## SET PROBLEM
Below is a block of data; give all of it again word for word.

## RECORD EXTRACTS
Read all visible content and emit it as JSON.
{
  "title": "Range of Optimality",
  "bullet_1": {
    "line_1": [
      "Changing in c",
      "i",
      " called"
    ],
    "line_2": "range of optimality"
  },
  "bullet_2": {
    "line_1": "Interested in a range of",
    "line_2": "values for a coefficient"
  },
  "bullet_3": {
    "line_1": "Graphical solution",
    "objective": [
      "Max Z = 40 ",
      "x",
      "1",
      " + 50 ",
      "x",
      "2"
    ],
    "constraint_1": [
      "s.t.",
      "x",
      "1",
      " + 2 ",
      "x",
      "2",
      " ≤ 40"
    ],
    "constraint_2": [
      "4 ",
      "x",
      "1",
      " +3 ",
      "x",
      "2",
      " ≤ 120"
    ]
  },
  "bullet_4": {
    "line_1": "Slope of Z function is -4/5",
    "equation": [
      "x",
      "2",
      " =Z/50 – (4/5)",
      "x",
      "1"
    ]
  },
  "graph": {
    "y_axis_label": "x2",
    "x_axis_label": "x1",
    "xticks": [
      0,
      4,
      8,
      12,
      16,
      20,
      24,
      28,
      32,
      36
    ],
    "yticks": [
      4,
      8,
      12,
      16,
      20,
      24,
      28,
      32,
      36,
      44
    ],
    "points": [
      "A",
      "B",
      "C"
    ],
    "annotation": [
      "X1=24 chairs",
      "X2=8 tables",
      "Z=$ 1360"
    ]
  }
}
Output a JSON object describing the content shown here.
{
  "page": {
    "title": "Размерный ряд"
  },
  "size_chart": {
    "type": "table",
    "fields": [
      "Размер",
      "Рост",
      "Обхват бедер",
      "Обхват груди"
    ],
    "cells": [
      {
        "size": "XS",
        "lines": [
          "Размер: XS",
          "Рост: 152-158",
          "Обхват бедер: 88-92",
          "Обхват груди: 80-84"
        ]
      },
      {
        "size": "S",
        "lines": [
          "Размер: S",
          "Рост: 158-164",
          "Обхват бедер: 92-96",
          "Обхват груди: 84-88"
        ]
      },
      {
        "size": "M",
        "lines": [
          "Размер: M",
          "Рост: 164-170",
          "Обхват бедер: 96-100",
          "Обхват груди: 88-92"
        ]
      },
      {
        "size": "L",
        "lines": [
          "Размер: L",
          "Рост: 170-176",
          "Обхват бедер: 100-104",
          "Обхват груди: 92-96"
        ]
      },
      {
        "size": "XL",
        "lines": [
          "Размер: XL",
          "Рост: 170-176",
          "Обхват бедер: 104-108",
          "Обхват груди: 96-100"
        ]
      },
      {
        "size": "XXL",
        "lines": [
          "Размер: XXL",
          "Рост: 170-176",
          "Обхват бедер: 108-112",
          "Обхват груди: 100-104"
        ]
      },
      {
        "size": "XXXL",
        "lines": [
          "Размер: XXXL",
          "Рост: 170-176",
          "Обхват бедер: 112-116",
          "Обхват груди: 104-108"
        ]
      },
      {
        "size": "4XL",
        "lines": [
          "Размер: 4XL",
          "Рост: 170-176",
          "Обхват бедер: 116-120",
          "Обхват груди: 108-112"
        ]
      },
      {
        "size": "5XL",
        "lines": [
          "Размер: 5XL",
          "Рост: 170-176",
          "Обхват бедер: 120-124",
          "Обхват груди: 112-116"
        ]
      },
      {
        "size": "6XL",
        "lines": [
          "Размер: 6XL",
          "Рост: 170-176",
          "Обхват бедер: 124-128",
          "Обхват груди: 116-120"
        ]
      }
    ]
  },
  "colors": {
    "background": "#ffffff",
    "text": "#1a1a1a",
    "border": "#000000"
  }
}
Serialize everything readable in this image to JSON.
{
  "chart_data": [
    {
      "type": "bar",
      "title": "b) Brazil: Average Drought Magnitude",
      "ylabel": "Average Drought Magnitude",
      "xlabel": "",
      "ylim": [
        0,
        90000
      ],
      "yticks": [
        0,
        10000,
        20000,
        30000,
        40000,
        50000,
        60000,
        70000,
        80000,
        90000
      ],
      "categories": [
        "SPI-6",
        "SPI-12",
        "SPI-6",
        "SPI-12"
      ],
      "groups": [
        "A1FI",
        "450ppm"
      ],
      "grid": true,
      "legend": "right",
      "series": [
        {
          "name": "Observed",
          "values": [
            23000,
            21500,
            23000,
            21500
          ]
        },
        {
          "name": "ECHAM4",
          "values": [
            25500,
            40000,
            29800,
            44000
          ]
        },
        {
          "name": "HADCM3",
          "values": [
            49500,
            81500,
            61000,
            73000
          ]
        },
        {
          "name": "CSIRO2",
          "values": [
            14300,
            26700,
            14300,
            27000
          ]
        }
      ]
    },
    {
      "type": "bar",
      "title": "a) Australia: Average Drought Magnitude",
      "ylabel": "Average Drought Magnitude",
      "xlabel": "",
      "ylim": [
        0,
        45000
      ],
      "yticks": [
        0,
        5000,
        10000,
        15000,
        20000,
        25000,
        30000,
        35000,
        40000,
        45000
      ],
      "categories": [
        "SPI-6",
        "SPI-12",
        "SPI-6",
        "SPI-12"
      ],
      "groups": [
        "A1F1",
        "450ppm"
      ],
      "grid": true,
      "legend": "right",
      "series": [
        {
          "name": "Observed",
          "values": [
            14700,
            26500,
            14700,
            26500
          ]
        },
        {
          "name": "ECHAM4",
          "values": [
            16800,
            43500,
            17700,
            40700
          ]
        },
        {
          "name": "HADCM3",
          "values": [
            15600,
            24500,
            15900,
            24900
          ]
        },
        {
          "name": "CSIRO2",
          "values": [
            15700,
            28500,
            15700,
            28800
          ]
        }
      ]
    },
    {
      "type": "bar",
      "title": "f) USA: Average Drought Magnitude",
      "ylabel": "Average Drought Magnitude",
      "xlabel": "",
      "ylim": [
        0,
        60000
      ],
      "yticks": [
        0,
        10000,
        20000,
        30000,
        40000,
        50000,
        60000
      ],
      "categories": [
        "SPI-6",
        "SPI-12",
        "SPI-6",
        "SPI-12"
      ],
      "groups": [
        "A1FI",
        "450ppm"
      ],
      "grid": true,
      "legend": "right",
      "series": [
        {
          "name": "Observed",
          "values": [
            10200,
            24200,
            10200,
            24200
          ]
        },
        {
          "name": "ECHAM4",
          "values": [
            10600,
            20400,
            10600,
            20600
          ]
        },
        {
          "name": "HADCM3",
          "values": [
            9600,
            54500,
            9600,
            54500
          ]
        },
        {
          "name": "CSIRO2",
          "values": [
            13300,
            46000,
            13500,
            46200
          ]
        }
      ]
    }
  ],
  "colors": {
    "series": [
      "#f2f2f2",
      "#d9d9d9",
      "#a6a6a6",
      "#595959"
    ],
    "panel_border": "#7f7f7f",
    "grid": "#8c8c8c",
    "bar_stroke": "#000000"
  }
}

## ANSWER TO THE EXERCISE
Read all visible content and emit it as JSON.
{
  "title": "Range of Optimality",
  "bullet_1": {
    "line_1": [
      "Changing in c",
      "i",
      " called"
    ],
    "line_2": "range of optimality"
  },
  "bullet_2": {
    "line_1": "Interested in a range of",
    "line_2": "values for a coefficient"
  },
  "bullet_3": {
    "line_1": "Graphical solution",
    "objective": [
      "Max Z = 40 ",
      "x",
      "1",
      " + 50 ",
      "x",
      "2"
    ],
    "constraint_1": [
      "s.t.",
      "x",
      "1",
      " + 2 ",
      "x",
      "2",
      " ≤ 40"
    ],
    "constraint_2": [
      "4 ",
      "x",
      "1",
      " +3 ",
      "x",
      "2",
      " ≤ 120"
    ]
  },
  "bullet_4": {
    "line_1": "Slope of Z function is -4/5",
    "equation": [
      "x",
      "2",
      " =Z/50 – (4/5)",
      "x",
      "1"
    ]
  },
  "graph": {
    "y_axis_label": "x2",
    "x_axis_label": "x1",
    "xticks": [
      0,
      4,
      8,
      12,
      16,
      20,
      24,
      28,
      32,
      36
    ],
    "yticks": [
      4,
      8,
      12,
      16,
      20,
      24,
      28,
      32,
      36,
      44
    ],
    "points": [
      "A",
      "B",
      "C"
    ],
    "annotation": [
      "X1=24 chairs",
      "X2=8 tables",
      "Z=$ 1360"
    ]
  }
}
Output a JSON object describing the content shown here.
{
  "page": {
    "title": "Размерный ряд"
  },
  "size_chart": {
    "type": "table",
    "fields": [
      "Размер",
      "Рост",
      "Обхват бедер",
      "Обхват груди"
    ],
    "cells": [
      {
        "size": "XS",
        "lines": [
          "Размер: XS",
          "Рост: 152-158",
          "Обхват бедер: 88-92",
          "Обхват груди: 80-84"
        ]
      },
      {
        "size": "S",
        "lines": [
          "Размер: S",
          "Рост: 158-164",
          "Обхват бедер: 92-96",
          "Обхват груди: 84-88"
        ]
      },
      {
        "size": "M",
        "lines": [
          "Размер: M",
          "Рост: 164-170",
          "Обхват бедер: 96-100",
          "Обхват груди: 88-92"
        ]
      },
      {
        "size": "L",
        "lines": [
          "Размер: L",
          "Рост: 170-176",
          "Обхват бедер: 100-104",
          "Обхват груди: 92-96"
        ]
      },
      {
        "size": "XL",
        "lines": [
          "Размер: XL",
          "Рост: 170-176",
          "Обхват бедер: 104-108",
          "Обхват груди: 96-100"
        ]
      },
      {
        "size": "XXL",
        "lines": [
          "Размер: XXL",
          "Рост: 170-176",
          "Обхват бедер: 108-112",
          "Обхват груди: 100-104"
        ]
      },
      {
        "size": "XXXL",
        "lines": [
          "Размер: XXXL",
          "Рост: 170-176",
          "Обхват бедер: 112-116",
          "Обхват груди: 104-108"
        ]
      },
      {
        "size": "4XL",
        "lines": [
          "Размер: 4XL",
          "Рост: 170-176",
          "Обхват бедер: 116-120",
          "Обхват груди: 108-112"
        ]
      },
      {
        "size": "5XL",
        "lines": [
          "Размер: 5XL",
          "Рост: 170-176",
          "Обхват бедер: 120-124",
          "Обхват груди: 112-116"
        ]
      },
      {
        "size": "6XL",
        "lines": [
          "Размер: 6XL",
          "Рост: 170-176",
          "Обхват бедер: 124-128",
          "Обхват груди: 116-120"
        ]
      }
    ]
  },
  "colors": {
    "background": "#ffffff",
    "text": "#1a1a1a",
    "border": "#000000"
  }
}
Serialize everything readable in this image to JSON.
{
  "chart_data": [
    {
      "type": "bar",
      "title": "b) Brazil: Average Drought Magnitude",
      "ylabel": "Average Drought Magnitude",
      "xlabel": "",
      "ylim": [
        0,
        90000
      ],
      "yticks": [
        0,
        10000,
        20000,
        30000,
        40000,
        50000,
        60000,
        70000,
        80000,
        90000
      ],
      "categories": [
        "SPI-6",
        "SPI-12",
        "SPI-6",
        "SPI-12"
      ],
      "groups": [
        "A1FI",
        "450ppm"
      ],
      "grid": true,
      "legend": "right",
      "series": [
        {
          "name": "Observed",
          "values": [
            23000,
            21500,
            23000,
            21500
          ]
        },
        {
          "name": "ECHAM4",
          "values": [
            25500,
            40000,
            29800,
            44000
          ]
        },
        {
          "name": "HADCM3",
          "values": [
            49500,
            81500,
            61000,
            73000
          ]
        },
        {
          "name": "CSIRO2",
          "values": [
            14300,
            26700,
            14300,
            27000
          ]
        }
      ]
    },
    {
      "type": "bar",
      "title": "a) Australia: Average Drought Magnitude",
      "ylabel": "Average Drought Magnitude",
      "xlabel": "",
      "ylim": [
        0,
        45000
      ],
      "yticks": [
        0,
        5000,
        10000,
        15000,
        20000,
        25000,
        30000,
        35000,
        40000,
        45000
      ],
      "categories": [
        "SPI-6",
        "SPI-12",
        "SPI-6",
        "SPI-12"
      ],
      "groups": [
        "A1F1",
        "450ppm"
      ],
      "grid": true,
      "legend": "right",
      "series": [
        {
          "name": "Observed",
          "values": [
            14700,
            26500,
            14700,
            26500
          ]
        },
        {
          "name": "ECHAM4",
          "values": [
            16800,
            43500,
            17700,
            40700
          ]
        },
        {
          "name": "HADCM3",
          "values": [
            15600,
            24500,
            15900,
            24900
          ]
        },
        {
          "name": "CSIRO2",
          "values": [
            15700,
            28500,
            15700,
            28800
          ]
        }
      ]
    },
    {
      "type": "bar",
      "title": "f) USA: Average Drought Magnitude",
      "ylabel": "Average Drought Magnitude",
      "xlabel": "",
      "ylim": [
        0,
        60000
      ],
      "yticks": [
        0,
        10000,
        20000,
        30000,
        40000,
        50000,
        60000
      ],
      "categories": [
        "SPI-6",
        "SPI-12",
        "SPI-6",
        "SPI-12"
      ],
      "groups": [
        "A1FI",
        "450ppm"
      ],
      "grid": true,
      "legend": "right",
      "series": [
        {
          "name": "Observed",
          "values": [
            10200,
            24200,
            10200,
            24200
          ]
        },
        {
          "name": "ECHAM4",
          "values": [
            10600,
            20400,
            10600,
            20600
          ]
        },
        {
          "name": "HADCM3",
          "values": [
            9600,
            54500,
            9600,
            54500
          ]
        },
        {
          "name": "CSIRO2",
          "values": [
            13300,
            46000,
            13500,
            46200
          ]
        }
      ]
    }
  ],
  "colors": {
    "series": [
      "#f2f2f2",
      "#d9d9d9",
      "#a6a6a6",
      "#595959"
    ],
    "panel_border": "#7f7f7f",
    "grid": "#8c8c8c",
    "bar_stroke": "#000000"
  }
}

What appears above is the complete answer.